## Task brief
Output each line exactly as it appears, skipping any embedded picture.

::: Raw data :::

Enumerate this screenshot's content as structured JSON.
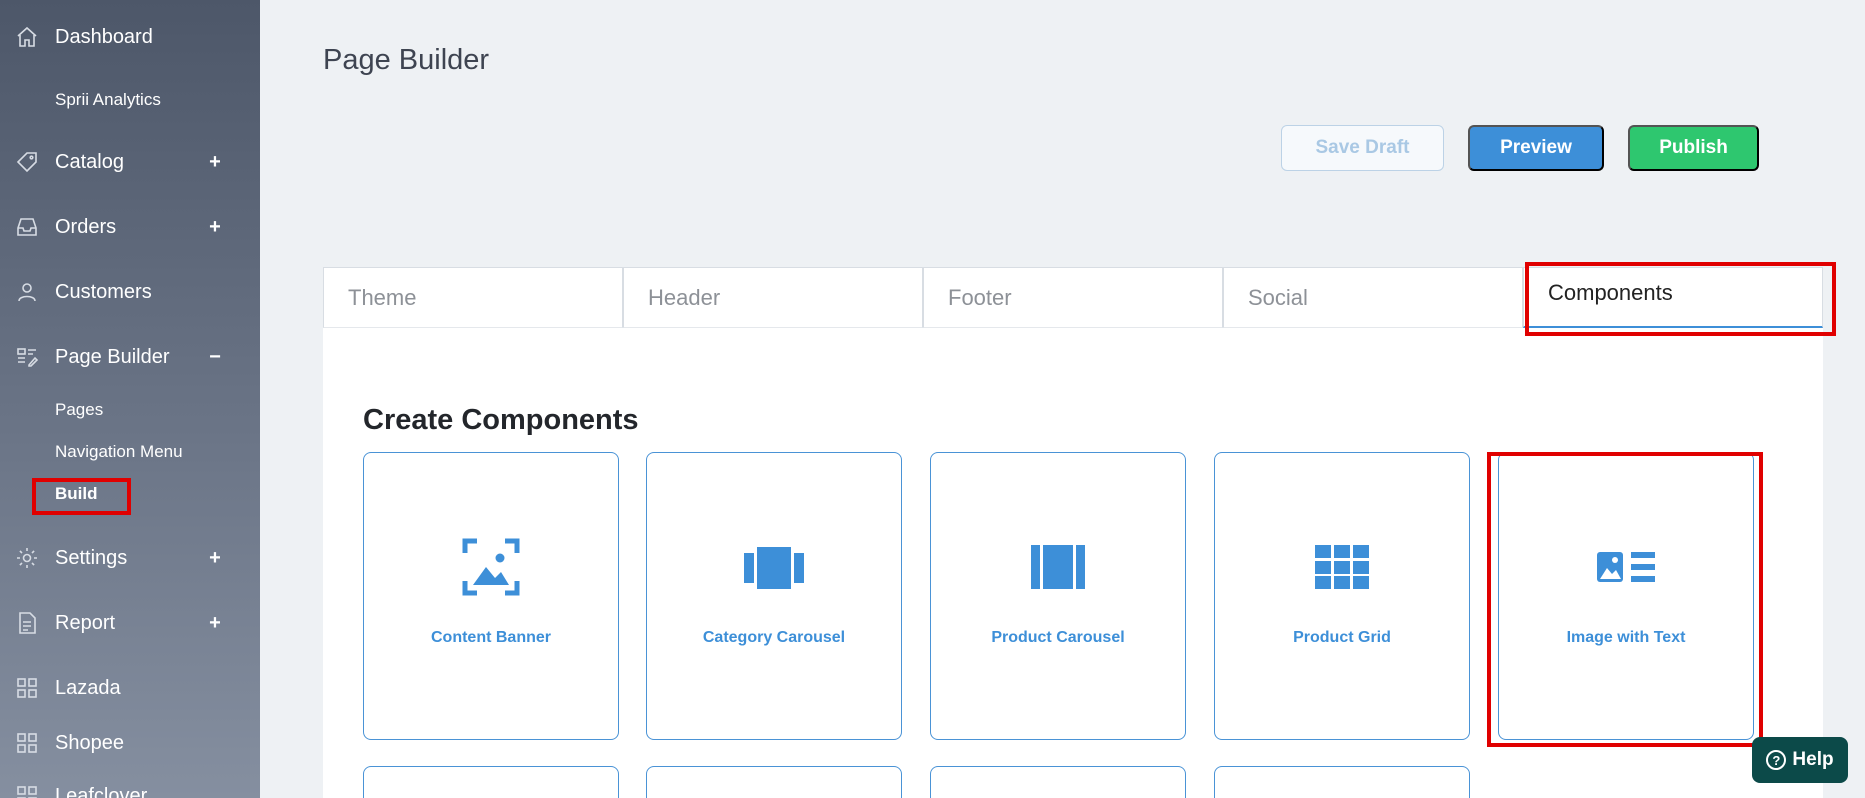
{
  "sidebar": {
    "items": [
      {
        "label": "Dashboard",
        "icon": "home-icon",
        "toggle": ""
      },
      {
        "label": "Catalog",
        "icon": "tag-icon",
        "toggle": "+"
      },
      {
        "label": "Orders",
        "icon": "inbox-icon",
        "toggle": "+"
      },
      {
        "label": "Customers",
        "icon": "user-icon",
        "toggle": ""
      },
      {
        "label": "Page Builder",
        "icon": "page-builder-icon",
        "toggle": "−"
      },
      {
        "label": "Settings",
        "icon": "gear-icon",
        "toggle": "+"
      },
      {
        "label": "Report",
        "icon": "document-icon",
        "toggle": "+"
      },
      {
        "label": "Lazada",
        "icon": "grid-icon",
        "toggle": ""
      },
      {
        "label": "Shopee",
        "icon": "grid-icon",
        "toggle": ""
      },
      {
        "label": "Leafclover",
        "icon": "grid-icon",
        "toggle": ""
      }
    ],
    "dashboard_sub": "Sprii Analytics",
    "page_builder_sub": [
      "Pages",
      "Navigation Menu",
      "Build"
    ]
  },
  "main": {
    "title": "Page Builder",
    "buttons": {
      "save_draft": "Save Draft",
      "preview": "Preview",
      "publish": "Publish"
    },
    "tabs": [
      "Theme",
      "Header",
      "Footer",
      "Social",
      "Components"
    ],
    "section_title": "Create Components",
    "components": [
      {
        "label": "Content Banner",
        "icon": "image-frame-icon"
      },
      {
        "label": "Category Carousel",
        "icon": "carousel-icon"
      },
      {
        "label": "Product Carousel",
        "icon": "columns-icon"
      },
      {
        "label": "Product Grid",
        "icon": "grid-icon"
      },
      {
        "label": "Image with Text",
        "icon": "image-text-icon"
      }
    ]
  },
  "help": {
    "label": "Help"
  },
  "colors": {
    "accent": "#3d8fd8",
    "publish": "#2ec76f",
    "highlight": "#e00000",
    "help_bg": "#0c4a49"
  }
}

:::

## Response to the task
Enumerate this screenshot's content as structured JSON.
{
  "sidebar": {
    "items": [
      {
        "label": "Dashboard",
        "icon": "home-icon",
        "toggle": ""
      },
      {
        "label": "Catalog",
        "icon": "tag-icon",
        "toggle": "+"
      },
      {
        "label": "Orders",
        "icon": "inbox-icon",
        "toggle": "+"
      },
      {
        "label": "Customers",
        "icon": "user-icon",
        "toggle": ""
      },
      {
        "label": "Page Builder",
        "icon": "page-builder-icon",
        "toggle": "−"
      },
      {
        "label": "Settings",
        "icon": "gear-icon",
        "toggle": "+"
      },
      {
        "label": "Report",
        "icon": "document-icon",
        "toggle": "+"
      },
      {
        "label": "Lazada",
        "icon": "grid-icon",
        "toggle": ""
      },
      {
        "label": "Shopee",
        "icon": "grid-icon",
        "toggle": ""
      },
      {
        "label": "Leafclover",
        "icon": "grid-icon",
        "toggle": ""
      }
    ],
    "dashboard_sub": "Sprii Analytics",
    "page_builder_sub": [
      "Pages",
      "Navigation Menu",
      "Build"
    ]
  },
  "main": {
    "title": "Page Builder",
    "buttons": {
      "save_draft": "Save Draft",
      "preview": "Preview",
      "publish": "Publish"
    },
    "tabs": [
      "Theme",
      "Header",
      "Footer",
      "Social",
      "Components"
    ],
    "section_title": "Create Components",
    "components": [
      {
        "label": "Content Banner",
        "icon": "image-frame-icon"
      },
      {
        "label": "Category Carousel",
        "icon": "carousel-icon"
      },
      {
        "label": "Product Carousel",
        "icon": "columns-icon"
      },
      {
        "label": "Product Grid",
        "icon": "grid-icon"
      },
      {
        "label": "Image with Text",
        "icon": "image-text-icon"
      }
    ]
  },
  "help": {
    "label": "Help"
  },
  "colors": {
    "accent": "#3d8fd8",
    "publish": "#2ec76f",
    "highlight": "#e00000",
    "help_bg": "#0c4a49"
  }
}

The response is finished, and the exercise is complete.